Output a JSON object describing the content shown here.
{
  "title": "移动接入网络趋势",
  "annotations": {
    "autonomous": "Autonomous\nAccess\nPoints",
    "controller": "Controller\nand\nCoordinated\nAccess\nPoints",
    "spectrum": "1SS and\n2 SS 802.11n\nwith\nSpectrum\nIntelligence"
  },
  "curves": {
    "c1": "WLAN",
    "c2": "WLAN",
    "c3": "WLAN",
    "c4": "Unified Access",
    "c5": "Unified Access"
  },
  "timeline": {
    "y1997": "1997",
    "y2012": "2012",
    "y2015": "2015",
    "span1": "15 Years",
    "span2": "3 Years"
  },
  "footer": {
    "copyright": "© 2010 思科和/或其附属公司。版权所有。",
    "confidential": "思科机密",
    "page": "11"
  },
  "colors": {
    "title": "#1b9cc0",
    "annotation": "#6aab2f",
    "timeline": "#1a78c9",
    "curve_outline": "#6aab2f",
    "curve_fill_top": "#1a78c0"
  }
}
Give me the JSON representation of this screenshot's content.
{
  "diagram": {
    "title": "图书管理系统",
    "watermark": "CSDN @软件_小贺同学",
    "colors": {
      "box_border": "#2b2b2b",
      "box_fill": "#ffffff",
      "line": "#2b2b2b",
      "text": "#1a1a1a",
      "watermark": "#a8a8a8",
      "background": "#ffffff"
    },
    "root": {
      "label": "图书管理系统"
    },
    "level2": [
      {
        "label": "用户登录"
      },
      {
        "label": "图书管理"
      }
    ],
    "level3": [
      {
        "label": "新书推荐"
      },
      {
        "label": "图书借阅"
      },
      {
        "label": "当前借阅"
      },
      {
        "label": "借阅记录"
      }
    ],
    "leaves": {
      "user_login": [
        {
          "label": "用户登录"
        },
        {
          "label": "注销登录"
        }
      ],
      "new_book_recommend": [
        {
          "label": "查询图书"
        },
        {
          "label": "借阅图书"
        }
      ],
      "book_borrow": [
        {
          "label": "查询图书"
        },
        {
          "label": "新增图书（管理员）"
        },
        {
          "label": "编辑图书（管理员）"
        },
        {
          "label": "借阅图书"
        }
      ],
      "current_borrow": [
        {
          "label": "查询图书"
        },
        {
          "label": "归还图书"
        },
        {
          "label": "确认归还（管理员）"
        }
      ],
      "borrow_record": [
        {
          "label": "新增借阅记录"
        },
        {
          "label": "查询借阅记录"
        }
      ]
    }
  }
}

Task objective >>
Every entry in the listing must be retyped exactly.

Reply >>
Output a JSON object describing the content shown here.
{
  "title": "移动接入网络趋势",
  "annotations": {
    "autonomous": "Autonomous\nAccess\nPoints",
    "controller": "Controller\nand\nCoordinated\nAccess\nPoints",
    "spectrum": "1SS and\n2 SS 802.11n\nwith\nSpectrum\nIntelligence"
  },
  "curves": {
    "c1": "WLAN",
    "c2": "WLAN",
    "c3": "WLAN",
    "c4": "Unified Access",
    "c5": "Unified Access"
  },
  "timeline": {
    "y1997": "1997",
    "y2012": "2012",
    "y2015": "2015",
    "span1": "15 Years",
    "span2": "3 Years"
  },
  "footer": {
    "copyright": "© 2010 思科和/或其附属公司。版权所有。",
    "confidential": "思科机密",
    "page": "11"
  },
  "colors": {
    "title": "#1b9cc0",
    "annotation": "#6aab2f",
    "timeline": "#1a78c9",
    "curve_outline": "#6aab2f",
    "curve_fill_top": "#1a78c0"
  }
}
Give me the JSON representation of this screenshot's content.
{
  "diagram": {
    "title": "图书管理系统",
    "watermark": "CSDN @软件_小贺同学",
    "colors": {
      "box_border": "#2b2b2b",
      "box_fill": "#ffffff",
      "line": "#2b2b2b",
      "text": "#1a1a1a",
      "watermark": "#a8a8a8",
      "background": "#ffffff"
    },
    "root": {
      "label": "图书管理系统"
    },
    "level2": [
      {
        "label": "用户登录"
      },
      {
        "label": "图书管理"
      }
    ],
    "level3": [
      {
        "label": "新书推荐"
      },
      {
        "label": "图书借阅"
      },
      {
        "label": "当前借阅"
      },
      {
        "label": "借阅记录"
      }
    ],
    "leaves": {
      "user_login": [
        {
          "label": "用户登录"
        },
        {
          "label": "注销登录"
        }
      ],
      "new_book_recommend": [
        {
          "label": "查询图书"
        },
        {
          "label": "借阅图书"
        }
      ],
      "book_borrow": [
        {
          "label": "查询图书"
        },
        {
          "label": "新增图书（管理员）"
        },
        {
          "label": "编辑图书（管理员）"
        },
        {
          "label": "借阅图书"
        }
      ],
      "current_borrow": [
        {
          "label": "查询图书"
        },
        {
          "label": "归还图书"
        },
        {
          "label": "确认归还（管理员）"
        }
      ],
      "borrow_record": [
        {
          "label": "新增借阅记录"
        },
        {
          "label": "查询借阅记录"
        }
      ]
    }
  }
}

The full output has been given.